------ DATA RECORDS

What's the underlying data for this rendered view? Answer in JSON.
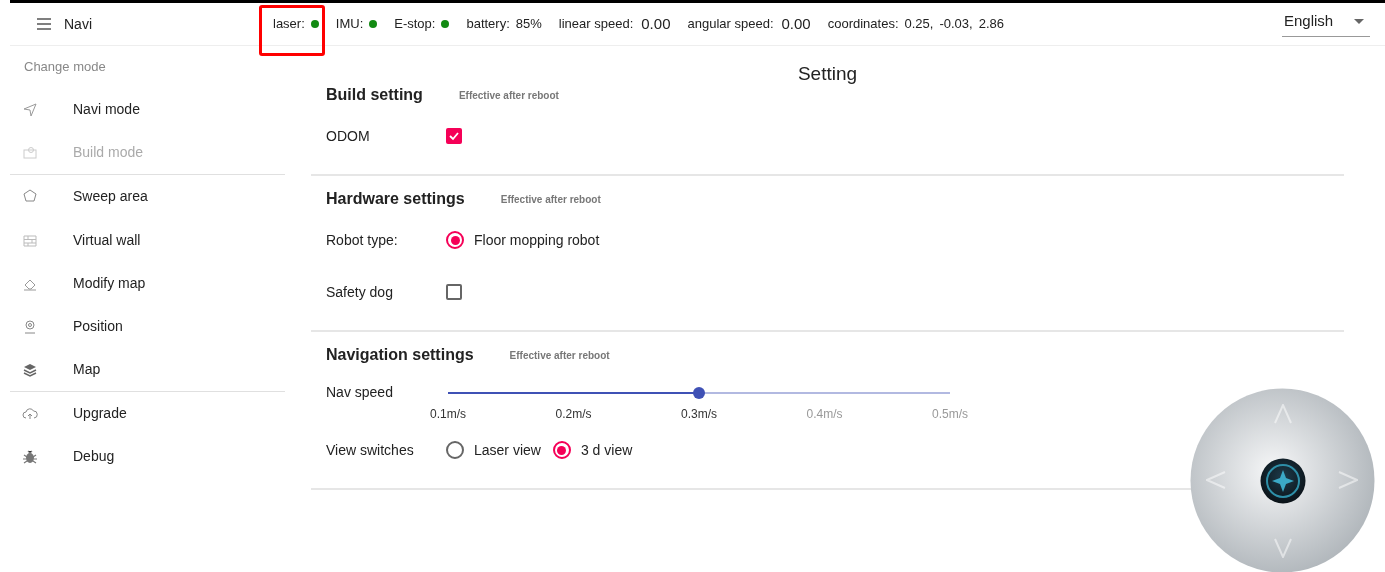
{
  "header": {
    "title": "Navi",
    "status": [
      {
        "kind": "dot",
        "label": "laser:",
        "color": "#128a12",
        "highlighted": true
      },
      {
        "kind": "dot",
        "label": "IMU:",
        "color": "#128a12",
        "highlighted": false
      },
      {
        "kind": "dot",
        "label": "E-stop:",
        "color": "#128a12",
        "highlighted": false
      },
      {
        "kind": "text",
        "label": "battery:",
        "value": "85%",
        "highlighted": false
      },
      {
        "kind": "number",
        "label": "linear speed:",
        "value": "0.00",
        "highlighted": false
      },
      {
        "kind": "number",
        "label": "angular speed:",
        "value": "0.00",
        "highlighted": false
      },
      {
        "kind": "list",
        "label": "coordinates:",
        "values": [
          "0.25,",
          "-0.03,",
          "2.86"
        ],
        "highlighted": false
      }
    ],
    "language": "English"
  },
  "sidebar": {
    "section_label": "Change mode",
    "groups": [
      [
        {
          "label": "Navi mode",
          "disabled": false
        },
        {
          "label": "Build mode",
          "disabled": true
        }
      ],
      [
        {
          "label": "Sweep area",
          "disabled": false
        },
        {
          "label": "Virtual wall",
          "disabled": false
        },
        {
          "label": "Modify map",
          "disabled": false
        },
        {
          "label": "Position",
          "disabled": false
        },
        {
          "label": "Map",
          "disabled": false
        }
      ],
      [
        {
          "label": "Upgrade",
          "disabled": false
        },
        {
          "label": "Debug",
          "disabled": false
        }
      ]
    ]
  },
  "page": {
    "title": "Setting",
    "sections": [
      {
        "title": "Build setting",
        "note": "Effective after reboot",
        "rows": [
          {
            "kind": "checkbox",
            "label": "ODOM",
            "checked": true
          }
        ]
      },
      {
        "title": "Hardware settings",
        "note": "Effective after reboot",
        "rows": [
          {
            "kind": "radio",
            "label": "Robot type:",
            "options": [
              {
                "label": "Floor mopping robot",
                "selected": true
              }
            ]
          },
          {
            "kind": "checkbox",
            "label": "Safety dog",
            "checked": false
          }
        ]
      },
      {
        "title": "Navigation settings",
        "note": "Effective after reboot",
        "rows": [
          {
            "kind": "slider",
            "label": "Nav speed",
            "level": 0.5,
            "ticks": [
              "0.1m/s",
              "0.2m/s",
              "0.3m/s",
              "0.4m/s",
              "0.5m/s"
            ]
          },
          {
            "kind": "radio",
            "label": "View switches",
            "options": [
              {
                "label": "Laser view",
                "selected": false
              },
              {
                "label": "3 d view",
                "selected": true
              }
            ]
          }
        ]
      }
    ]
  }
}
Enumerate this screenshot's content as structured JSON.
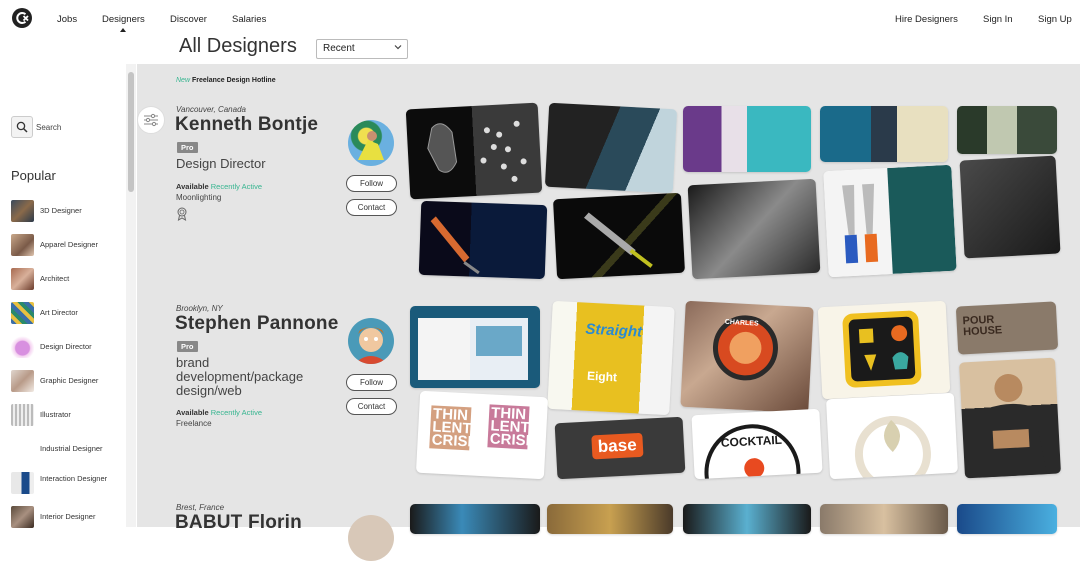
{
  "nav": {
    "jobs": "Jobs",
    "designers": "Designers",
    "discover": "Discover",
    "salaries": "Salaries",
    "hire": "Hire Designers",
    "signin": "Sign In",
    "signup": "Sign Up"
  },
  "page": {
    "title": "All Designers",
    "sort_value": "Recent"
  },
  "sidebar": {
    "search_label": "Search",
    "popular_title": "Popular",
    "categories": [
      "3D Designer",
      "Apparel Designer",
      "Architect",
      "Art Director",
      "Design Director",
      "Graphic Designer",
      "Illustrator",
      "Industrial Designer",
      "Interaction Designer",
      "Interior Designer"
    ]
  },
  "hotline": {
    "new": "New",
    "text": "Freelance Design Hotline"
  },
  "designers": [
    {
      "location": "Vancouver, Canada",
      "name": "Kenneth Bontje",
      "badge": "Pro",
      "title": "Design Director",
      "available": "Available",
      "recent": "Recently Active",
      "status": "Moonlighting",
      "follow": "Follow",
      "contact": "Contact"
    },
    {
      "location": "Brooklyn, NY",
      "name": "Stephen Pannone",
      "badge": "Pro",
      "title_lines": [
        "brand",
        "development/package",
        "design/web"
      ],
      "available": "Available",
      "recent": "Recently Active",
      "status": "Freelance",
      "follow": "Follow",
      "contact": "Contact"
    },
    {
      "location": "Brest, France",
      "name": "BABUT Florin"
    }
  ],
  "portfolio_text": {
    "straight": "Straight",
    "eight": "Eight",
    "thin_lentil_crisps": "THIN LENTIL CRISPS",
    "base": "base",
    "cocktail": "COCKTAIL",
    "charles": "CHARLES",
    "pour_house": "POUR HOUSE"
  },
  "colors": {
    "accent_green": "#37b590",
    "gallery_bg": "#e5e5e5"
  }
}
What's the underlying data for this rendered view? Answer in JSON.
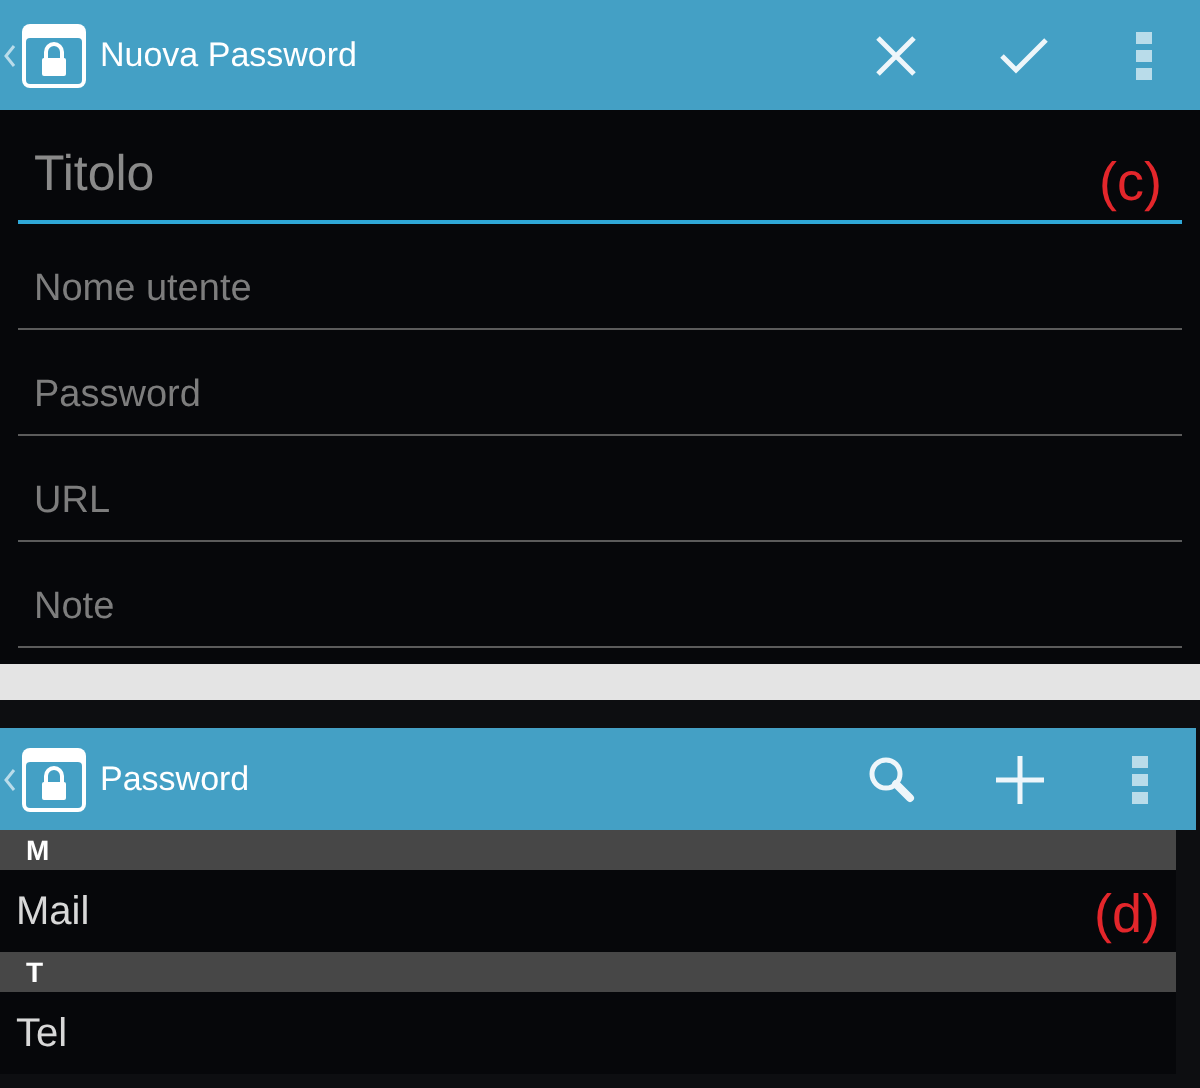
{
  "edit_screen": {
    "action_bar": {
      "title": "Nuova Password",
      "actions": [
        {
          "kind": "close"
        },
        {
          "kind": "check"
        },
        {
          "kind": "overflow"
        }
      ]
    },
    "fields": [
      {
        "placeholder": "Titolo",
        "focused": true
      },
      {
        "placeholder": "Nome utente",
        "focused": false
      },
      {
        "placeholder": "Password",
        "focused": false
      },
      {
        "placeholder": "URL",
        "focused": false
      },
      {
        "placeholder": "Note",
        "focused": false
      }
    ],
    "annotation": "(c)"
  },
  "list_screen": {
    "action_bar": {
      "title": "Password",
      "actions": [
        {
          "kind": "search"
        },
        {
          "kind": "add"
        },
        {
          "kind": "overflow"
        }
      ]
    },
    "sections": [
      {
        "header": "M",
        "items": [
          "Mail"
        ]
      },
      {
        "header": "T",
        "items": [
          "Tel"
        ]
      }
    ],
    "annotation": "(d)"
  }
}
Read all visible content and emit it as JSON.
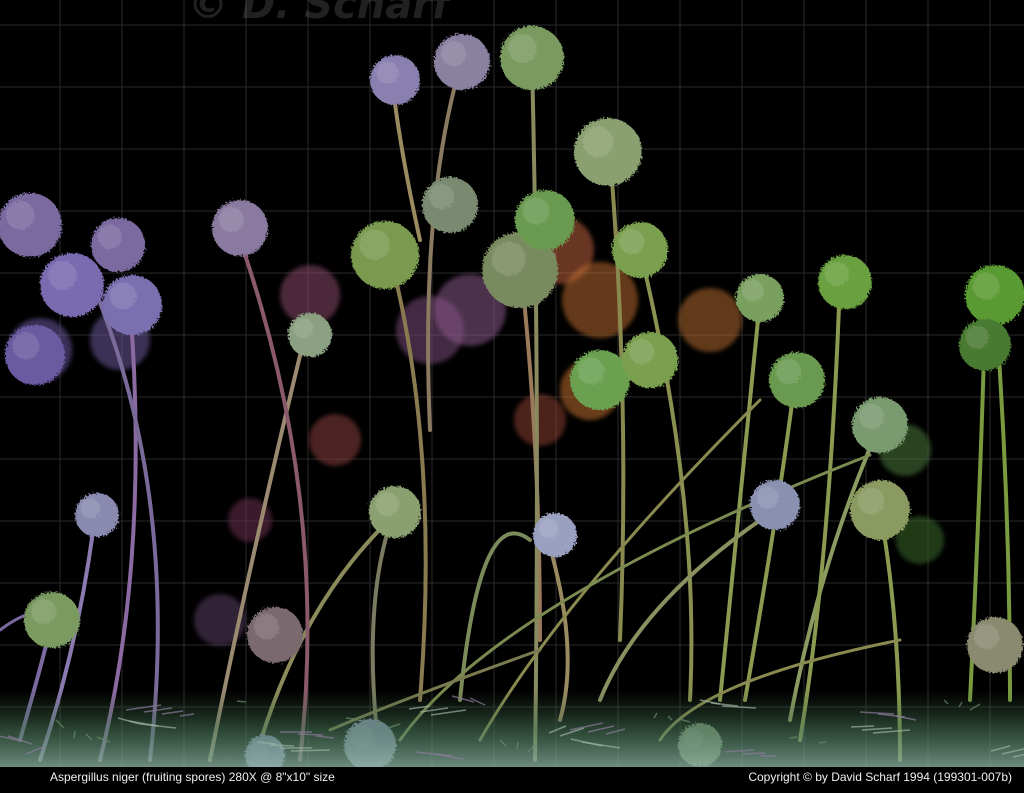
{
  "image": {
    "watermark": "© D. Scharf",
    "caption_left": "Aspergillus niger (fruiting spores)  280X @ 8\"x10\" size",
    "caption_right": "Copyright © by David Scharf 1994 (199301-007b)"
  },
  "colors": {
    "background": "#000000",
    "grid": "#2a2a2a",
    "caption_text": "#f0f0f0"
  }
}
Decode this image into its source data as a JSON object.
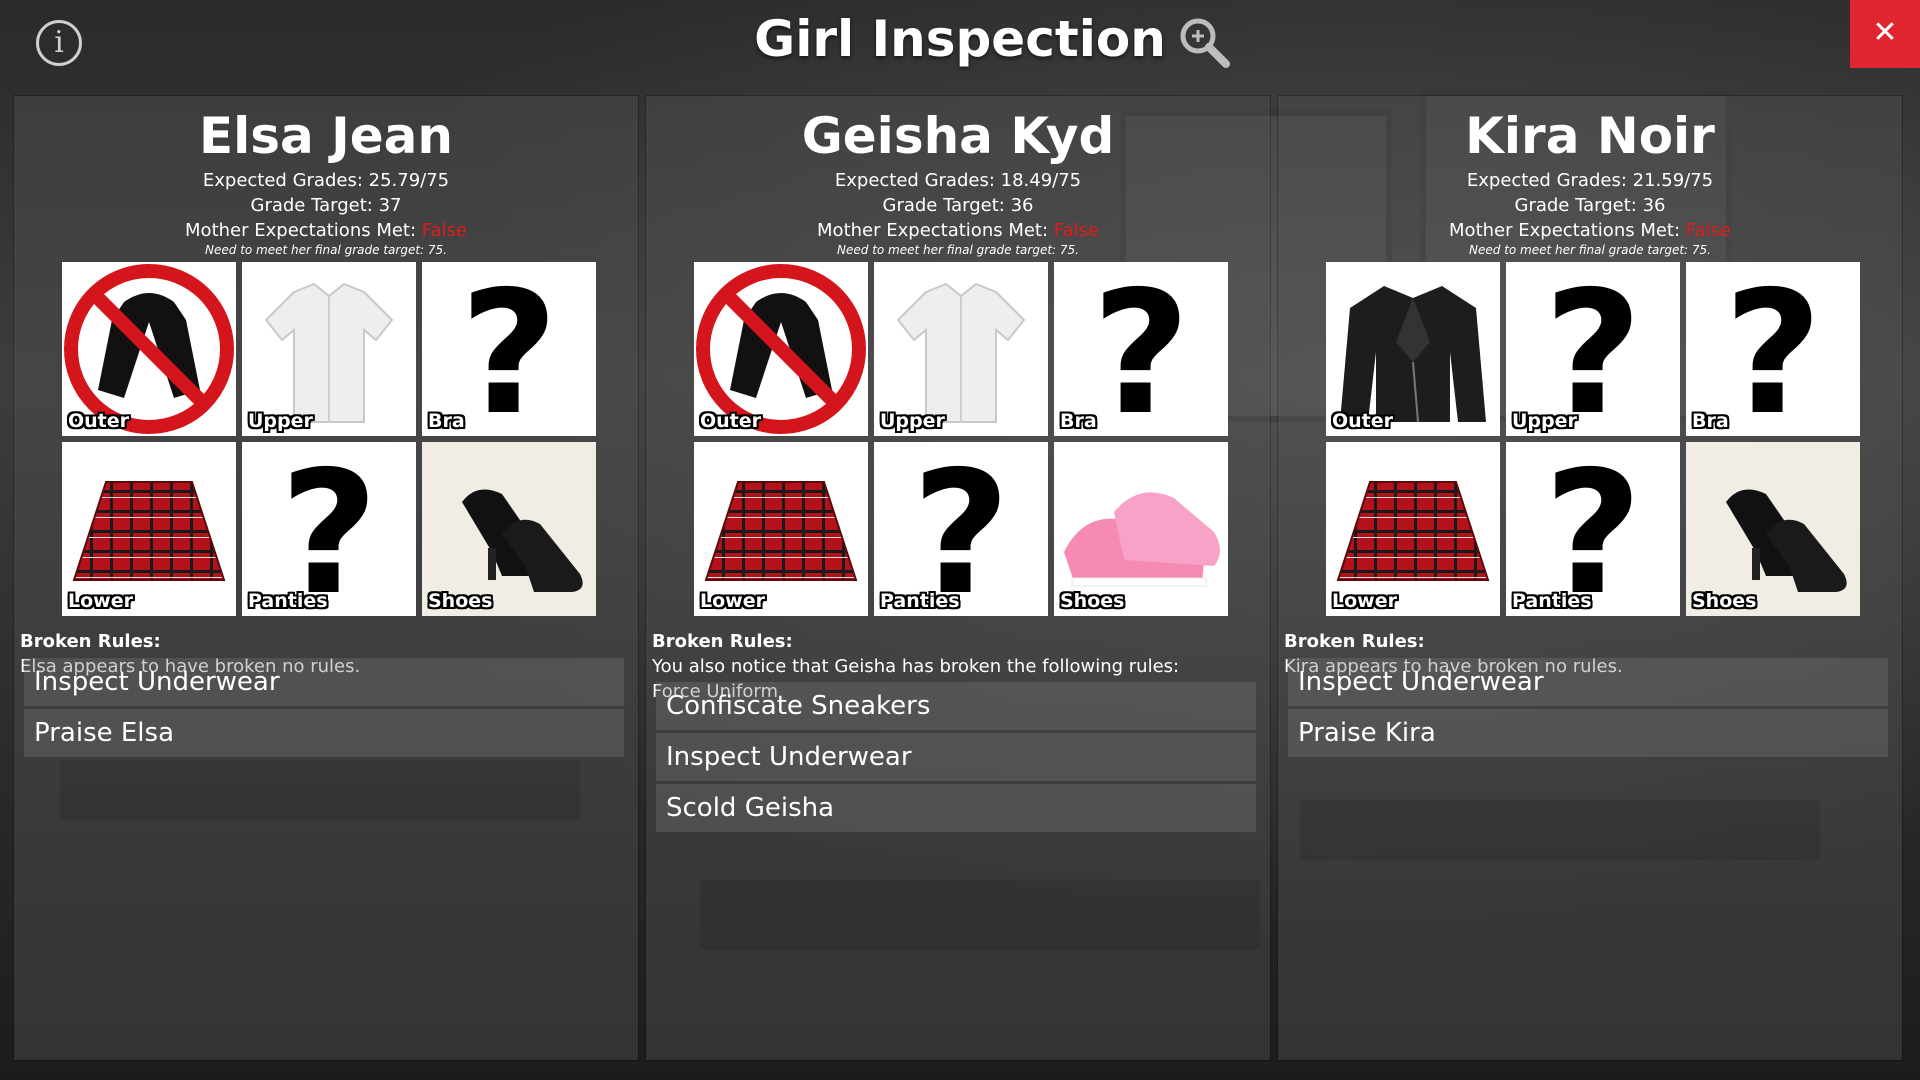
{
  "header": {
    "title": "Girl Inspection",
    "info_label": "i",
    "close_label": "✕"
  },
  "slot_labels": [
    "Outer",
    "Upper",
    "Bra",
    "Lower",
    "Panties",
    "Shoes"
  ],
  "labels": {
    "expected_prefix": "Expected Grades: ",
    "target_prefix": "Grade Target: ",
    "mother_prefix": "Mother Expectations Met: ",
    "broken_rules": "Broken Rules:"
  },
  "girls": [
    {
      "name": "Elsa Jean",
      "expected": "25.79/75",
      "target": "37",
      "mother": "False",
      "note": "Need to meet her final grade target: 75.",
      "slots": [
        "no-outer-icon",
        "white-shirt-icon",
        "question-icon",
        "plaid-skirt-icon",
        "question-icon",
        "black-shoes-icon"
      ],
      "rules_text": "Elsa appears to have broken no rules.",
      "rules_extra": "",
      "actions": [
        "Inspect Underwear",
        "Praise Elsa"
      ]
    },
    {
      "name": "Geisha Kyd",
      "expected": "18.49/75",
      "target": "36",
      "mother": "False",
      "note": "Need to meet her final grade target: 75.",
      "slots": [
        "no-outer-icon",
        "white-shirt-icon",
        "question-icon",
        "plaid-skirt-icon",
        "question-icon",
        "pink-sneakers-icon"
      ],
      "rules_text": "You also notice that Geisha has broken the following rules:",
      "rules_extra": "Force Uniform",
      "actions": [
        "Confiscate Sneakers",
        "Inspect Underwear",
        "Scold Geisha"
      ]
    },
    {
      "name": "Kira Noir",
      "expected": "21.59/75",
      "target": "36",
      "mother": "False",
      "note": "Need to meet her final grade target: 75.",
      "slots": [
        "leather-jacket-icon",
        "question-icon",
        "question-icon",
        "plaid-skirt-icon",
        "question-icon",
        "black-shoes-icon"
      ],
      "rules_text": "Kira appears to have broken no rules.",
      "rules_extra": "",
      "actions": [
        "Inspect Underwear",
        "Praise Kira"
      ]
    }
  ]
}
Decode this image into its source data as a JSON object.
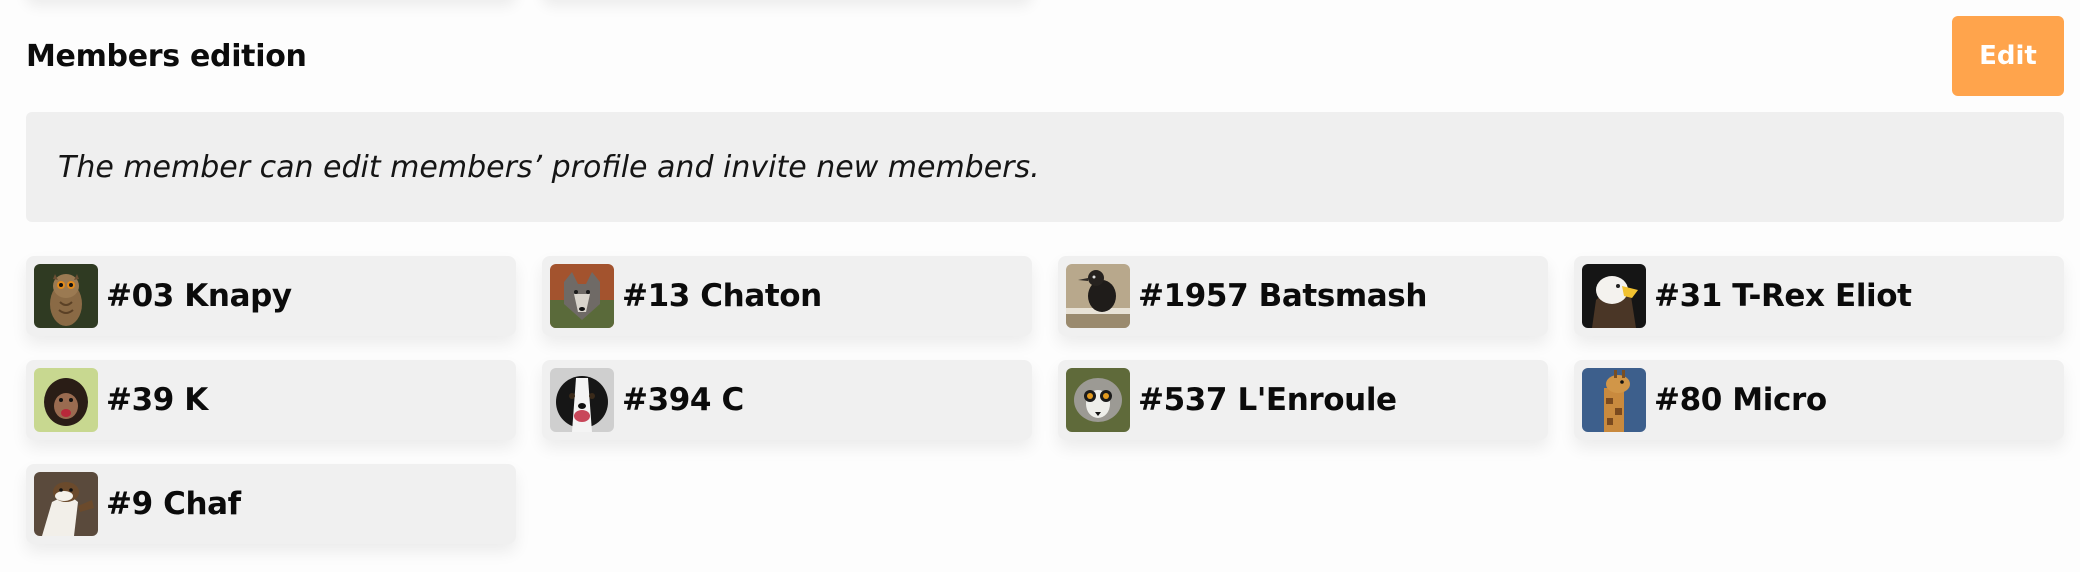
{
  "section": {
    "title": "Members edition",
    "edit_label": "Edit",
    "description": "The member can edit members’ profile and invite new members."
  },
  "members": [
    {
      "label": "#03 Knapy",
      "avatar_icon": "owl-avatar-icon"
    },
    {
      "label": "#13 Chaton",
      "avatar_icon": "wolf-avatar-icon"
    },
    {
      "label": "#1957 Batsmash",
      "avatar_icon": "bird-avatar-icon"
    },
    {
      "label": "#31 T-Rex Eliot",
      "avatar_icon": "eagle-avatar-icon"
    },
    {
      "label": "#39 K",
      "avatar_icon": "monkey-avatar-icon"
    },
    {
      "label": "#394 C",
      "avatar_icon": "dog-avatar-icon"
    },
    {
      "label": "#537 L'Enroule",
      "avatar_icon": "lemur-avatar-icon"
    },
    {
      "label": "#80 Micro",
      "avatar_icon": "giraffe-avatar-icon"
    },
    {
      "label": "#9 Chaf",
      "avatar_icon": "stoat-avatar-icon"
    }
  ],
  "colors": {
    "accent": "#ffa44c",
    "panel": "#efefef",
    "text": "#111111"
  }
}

------------

**THE TASK:** Pull every line holding "avatar" out of the records.

**FINISHED ANSWER:**
      "avatar_icon": "owl-avatar-icon"
      "avatar_icon": "wolf-avatar-icon"
      "avatar_icon": "bird-avatar-icon"
      "avatar_icon": "eagle-avatar-icon"
      "avatar_icon": "monkey-avatar-icon"
      "avatar_icon": "dog-avatar-icon"
      "avatar_icon": "lemur-avatar-icon"
      "avatar_icon": "giraffe-avatar-icon"
      "avatar_icon": "stoat-avatar-icon"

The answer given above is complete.